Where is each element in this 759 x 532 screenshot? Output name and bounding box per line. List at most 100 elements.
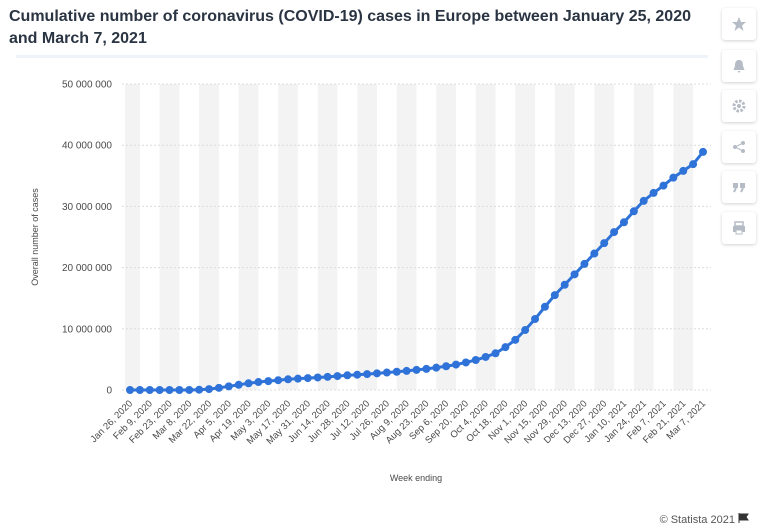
background-band [278, 84, 298, 390]
favorite-button[interactable] [722, 8, 756, 40]
data-point [244, 379, 253, 388]
notify-button[interactable] [722, 50, 756, 82]
credit-text: © Statista 2021 [659, 514, 735, 526]
data-point [284, 375, 293, 384]
data-point [540, 302, 549, 311]
background-band [199, 84, 219, 390]
data-point [432, 363, 441, 372]
data-point [511, 335, 520, 344]
data-point [303, 374, 312, 383]
y-tick-label: 0 [106, 386, 112, 397]
data-point [679, 166, 688, 175]
data-point [195, 385, 204, 394]
data-point [135, 386, 144, 394]
data-point [481, 352, 490, 361]
background-band [396, 84, 417, 390]
data-point [165, 385, 174, 394]
data-point [412, 365, 421, 374]
data-point [175, 385, 184, 394]
data-point [550, 291, 559, 300]
star-icon [732, 17, 746, 31]
data-point [521, 326, 530, 335]
background-band [125, 84, 140, 390]
data-point [600, 239, 609, 248]
y-tick-label: 20 000 000 [62, 263, 112, 274]
data-point [372, 369, 381, 378]
data-point [669, 173, 678, 182]
data-point [452, 360, 461, 369]
y-tick-label: 30 000 000 [62, 202, 112, 213]
share-icon [733, 141, 745, 153]
background-band [515, 84, 536, 390]
chart: Overall number of cases Week ending 0 10 … [30, 80, 711, 483]
title: Cumulative number of coronavirus (COVID-… [9, 8, 691, 47]
data-point [689, 160, 698, 169]
background-band [554, 84, 575, 390]
data-point [293, 374, 302, 383]
data-point [274, 376, 283, 385]
background-band [238, 84, 259, 390]
data-point [422, 364, 431, 373]
data-point [224, 382, 233, 391]
y-tick-label: 10 000 000 [62, 324, 112, 335]
background-band [475, 84, 496, 390]
data-point [629, 207, 638, 216]
x-axis-label: Week ending [390, 473, 442, 483]
quote-icon [733, 183, 745, 193]
background-band [317, 84, 338, 390]
data-point [264, 377, 273, 386]
print-icon [733, 221, 745, 235]
data-point [699, 147, 707, 156]
data-point [313, 373, 322, 382]
data-point [402, 366, 411, 375]
data-point [254, 378, 263, 387]
data-point [442, 362, 451, 371]
data-point [185, 385, 194, 394]
flag-icon [738, 513, 749, 523]
data-point [333, 372, 342, 381]
bell-icon [733, 60, 745, 73]
data-point [323, 372, 332, 381]
data-point [590, 249, 599, 258]
data-point [580, 259, 589, 268]
data-point [659, 181, 668, 190]
data-point [234, 380, 243, 389]
data-point [461, 358, 470, 367]
background-band [673, 84, 694, 390]
data-point [126, 386, 134, 394]
data-point [560, 280, 569, 289]
credit: © Statista 2021 [660, 513, 749, 526]
data-point [392, 367, 401, 376]
print-button[interactable] [722, 212, 756, 244]
data-point [610, 228, 619, 237]
data-point [363, 370, 372, 379]
data-point [531, 315, 540, 324]
y-tick-label: 50 000 000 [62, 80, 112, 91]
data-point [205, 385, 214, 394]
divider [16, 55, 708, 58]
background-band [594, 84, 615, 390]
data-point [471, 356, 480, 365]
data-point [145, 386, 154, 394]
data-point [353, 370, 362, 379]
share-button[interactable] [722, 131, 756, 163]
data-point [649, 188, 658, 197]
background-band [436, 84, 457, 390]
data-point [382, 368, 391, 377]
data-point [619, 218, 628, 227]
data-point [639, 196, 648, 205]
data-point [155, 386, 164, 394]
cite-button[interactable] [722, 171, 756, 203]
data-point [214, 383, 223, 392]
background-band [357, 84, 377, 390]
gear-icon [732, 99, 746, 113]
data-point [491, 349, 500, 358]
data-point [570, 270, 579, 279]
settings-button[interactable] [722, 90, 756, 122]
y-tick-label: 40 000 000 [62, 141, 112, 152]
background-band [633, 84, 654, 390]
background-band [159, 84, 180, 390]
data-point [501, 343, 510, 352]
data-point [343, 371, 352, 380]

------------------------------------

● **WHAT TO DO**: Search the entries for the word "button". Copy every line where it occurs.

● **SOLUTION FOR THIS EXERCISE**:
favorite-button[interactable] [722, 8, 756, 40]
notify-button[interactable] [722, 50, 756, 82]
print-button[interactable] [722, 212, 756, 244]
share-button[interactable] [722, 131, 756, 163]
cite-button[interactable] [722, 171, 756, 203]
settings-button[interactable] [722, 90, 756, 122]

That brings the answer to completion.